* [EXERCISE REQUIREMENTS] Give the data again, word for word.

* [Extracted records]
Start

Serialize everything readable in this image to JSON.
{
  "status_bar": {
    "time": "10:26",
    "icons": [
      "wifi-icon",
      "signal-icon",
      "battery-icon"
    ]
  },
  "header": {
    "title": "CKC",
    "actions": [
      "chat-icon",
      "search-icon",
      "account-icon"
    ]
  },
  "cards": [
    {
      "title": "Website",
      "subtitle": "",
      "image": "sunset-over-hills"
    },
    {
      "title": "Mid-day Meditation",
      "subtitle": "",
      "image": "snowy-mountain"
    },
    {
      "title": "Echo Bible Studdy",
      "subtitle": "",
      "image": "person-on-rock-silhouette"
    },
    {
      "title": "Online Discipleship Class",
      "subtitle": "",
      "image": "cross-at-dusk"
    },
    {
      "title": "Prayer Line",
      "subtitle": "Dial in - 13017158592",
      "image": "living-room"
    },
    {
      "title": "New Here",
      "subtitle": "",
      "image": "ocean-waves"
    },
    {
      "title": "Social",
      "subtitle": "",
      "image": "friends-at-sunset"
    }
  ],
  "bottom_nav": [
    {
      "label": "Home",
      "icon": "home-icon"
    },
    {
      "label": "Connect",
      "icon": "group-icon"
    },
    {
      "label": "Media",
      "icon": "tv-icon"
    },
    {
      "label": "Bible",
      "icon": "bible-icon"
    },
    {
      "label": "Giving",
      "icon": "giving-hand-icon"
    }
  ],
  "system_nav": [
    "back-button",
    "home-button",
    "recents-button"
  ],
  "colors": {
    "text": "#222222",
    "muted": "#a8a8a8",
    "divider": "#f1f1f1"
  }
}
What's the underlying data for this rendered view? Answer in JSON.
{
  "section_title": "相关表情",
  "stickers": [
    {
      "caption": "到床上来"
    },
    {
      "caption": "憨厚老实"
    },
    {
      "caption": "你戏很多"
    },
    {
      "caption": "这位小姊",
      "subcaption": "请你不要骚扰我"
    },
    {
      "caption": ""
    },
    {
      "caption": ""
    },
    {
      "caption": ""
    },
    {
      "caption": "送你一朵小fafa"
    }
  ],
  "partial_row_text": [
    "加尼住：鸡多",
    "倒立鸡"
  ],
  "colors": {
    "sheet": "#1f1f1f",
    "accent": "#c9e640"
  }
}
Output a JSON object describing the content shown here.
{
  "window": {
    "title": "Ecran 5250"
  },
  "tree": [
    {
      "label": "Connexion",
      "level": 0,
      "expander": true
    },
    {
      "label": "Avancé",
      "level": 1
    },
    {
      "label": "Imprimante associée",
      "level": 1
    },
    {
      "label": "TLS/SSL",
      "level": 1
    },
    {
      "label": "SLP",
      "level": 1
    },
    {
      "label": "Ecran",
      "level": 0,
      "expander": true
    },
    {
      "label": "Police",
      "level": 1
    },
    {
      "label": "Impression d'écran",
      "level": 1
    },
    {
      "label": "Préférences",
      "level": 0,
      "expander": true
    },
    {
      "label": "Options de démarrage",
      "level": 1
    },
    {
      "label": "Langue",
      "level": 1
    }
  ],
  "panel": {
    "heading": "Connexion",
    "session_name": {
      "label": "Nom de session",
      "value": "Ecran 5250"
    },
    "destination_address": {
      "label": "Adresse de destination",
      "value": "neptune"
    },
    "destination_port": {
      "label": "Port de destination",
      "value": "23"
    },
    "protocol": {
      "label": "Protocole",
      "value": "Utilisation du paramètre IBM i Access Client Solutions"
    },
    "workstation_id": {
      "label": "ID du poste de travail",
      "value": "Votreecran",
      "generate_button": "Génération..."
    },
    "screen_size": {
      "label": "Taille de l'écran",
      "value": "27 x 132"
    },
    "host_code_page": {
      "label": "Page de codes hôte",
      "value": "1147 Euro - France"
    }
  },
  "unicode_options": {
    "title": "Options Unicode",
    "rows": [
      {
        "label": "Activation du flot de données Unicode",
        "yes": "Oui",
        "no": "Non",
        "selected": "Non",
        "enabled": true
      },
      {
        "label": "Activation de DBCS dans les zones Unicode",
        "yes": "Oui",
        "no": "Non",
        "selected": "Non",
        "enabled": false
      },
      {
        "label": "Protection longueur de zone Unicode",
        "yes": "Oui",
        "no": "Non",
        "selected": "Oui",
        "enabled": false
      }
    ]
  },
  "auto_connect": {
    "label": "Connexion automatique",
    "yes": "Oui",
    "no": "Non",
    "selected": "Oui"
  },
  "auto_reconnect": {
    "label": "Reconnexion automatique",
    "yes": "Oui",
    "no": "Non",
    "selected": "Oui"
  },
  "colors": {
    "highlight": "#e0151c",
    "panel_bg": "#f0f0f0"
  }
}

End

* [ANSWER IN FULL]
Serialize everything readable in this image to JSON.
{
  "status_bar": {
    "time": "10:26",
    "icons": [
      "wifi-icon",
      "signal-icon",
      "battery-icon"
    ]
  },
  "header": {
    "title": "CKC",
    "actions": [
      "chat-icon",
      "search-icon",
      "account-icon"
    ]
  },
  "cards": [
    {
      "title": "Website",
      "subtitle": "",
      "image": "sunset-over-hills"
    },
    {
      "title": "Mid-day Meditation",
      "subtitle": "",
      "image": "snowy-mountain"
    },
    {
      "title": "Echo Bible Studdy",
      "subtitle": "",
      "image": "person-on-rock-silhouette"
    },
    {
      "title": "Online Discipleship Class",
      "subtitle": "",
      "image": "cross-at-dusk"
    },
    {
      "title": "Prayer Line",
      "subtitle": "Dial in - 13017158592",
      "image": "living-room"
    },
    {
      "title": "New Here",
      "subtitle": "",
      "image": "ocean-waves"
    },
    {
      "title": "Social",
      "subtitle": "",
      "image": "friends-at-sunset"
    }
  ],
  "bottom_nav": [
    {
      "label": "Home",
      "icon": "home-icon"
    },
    {
      "label": "Connect",
      "icon": "group-icon"
    },
    {
      "label": "Media",
      "icon": "tv-icon"
    },
    {
      "label": "Bible",
      "icon": "bible-icon"
    },
    {
      "label": "Giving",
      "icon": "giving-hand-icon"
    }
  ],
  "system_nav": [
    "back-button",
    "home-button",
    "recents-button"
  ],
  "colors": {
    "text": "#222222",
    "muted": "#a8a8a8",
    "divider": "#f1f1f1"
  }
}
What's the underlying data for this rendered view? Answer in JSON.
{
  "section_title": "相关表情",
  "stickers": [
    {
      "caption": "到床上来"
    },
    {
      "caption": "憨厚老实"
    },
    {
      "caption": "你戏很多"
    },
    {
      "caption": "这位小姊",
      "subcaption": "请你不要骚扰我"
    },
    {
      "caption": ""
    },
    {
      "caption": ""
    },
    {
      "caption": ""
    },
    {
      "caption": "送你一朵小fafa"
    }
  ],
  "partial_row_text": [
    "加尼住：鸡多",
    "倒立鸡"
  ],
  "colors": {
    "sheet": "#1f1f1f",
    "accent": "#c9e640"
  }
}
Output a JSON object describing the content shown here.
{
  "window": {
    "title": "Ecran 5250"
  },
  "tree": [
    {
      "label": "Connexion",
      "level": 0,
      "expander": true
    },
    {
      "label": "Avancé",
      "level": 1
    },
    {
      "label": "Imprimante associée",
      "level": 1
    },
    {
      "label": "TLS/SSL",
      "level": 1
    },
    {
      "label": "SLP",
      "level": 1
    },
    {
      "label": "Ecran",
      "level": 0,
      "expander": true
    },
    {
      "label": "Police",
      "level": 1
    },
    {
      "label": "Impression d'écran",
      "level": 1
    },
    {
      "label": "Préférences",
      "level": 0,
      "expander": true
    },
    {
      "label": "Options de démarrage",
      "level": 1
    },
    {
      "label": "Langue",
      "level": 1
    }
  ],
  "panel": {
    "heading": "Connexion",
    "session_name": {
      "label": "Nom de session",
      "value": "Ecran 5250"
    },
    "destination_address": {
      "label": "Adresse de destination",
      "value": "neptune"
    },
    "destination_port": {
      "label": "Port de destination",
      "value": "23"
    },
    "protocol": {
      "label": "Protocole",
      "value": "Utilisation du paramètre IBM i Access Client Solutions"
    },
    "workstation_id": {
      "label": "ID du poste de travail",
      "value": "Votreecran",
      "generate_button": "Génération..."
    },
    "screen_size": {
      "label": "Taille de l'écran",
      "value": "27 x 132"
    },
    "host_code_page": {
      "label": "Page de codes hôte",
      "value": "1147 Euro - France"
    }
  },
  "unicode_options": {
    "title": "Options Unicode",
    "rows": [
      {
        "label": "Activation du flot de données Unicode",
        "yes": "Oui",
        "no": "Non",
        "selected": "Non",
        "enabled": true
      },
      {
        "label": "Activation de DBCS dans les zones Unicode",
        "yes": "Oui",
        "no": "Non",
        "selected": "Non",
        "enabled": false
      },
      {
        "label": "Protection longueur de zone Unicode",
        "yes": "Oui",
        "no": "Non",
        "selected": "Oui",
        "enabled": false
      }
    ]
  },
  "auto_connect": {
    "label": "Connexion automatique",
    "yes": "Oui",
    "no": "Non",
    "selected": "Oui"
  },
  "auto_reconnect": {
    "label": "Reconnexion automatique",
    "yes": "Oui",
    "no": "Non",
    "selected": "Oui"
  },
  "colors": {
    "highlight": "#e0151c",
    "panel_bg": "#f0f0f0"
  }
}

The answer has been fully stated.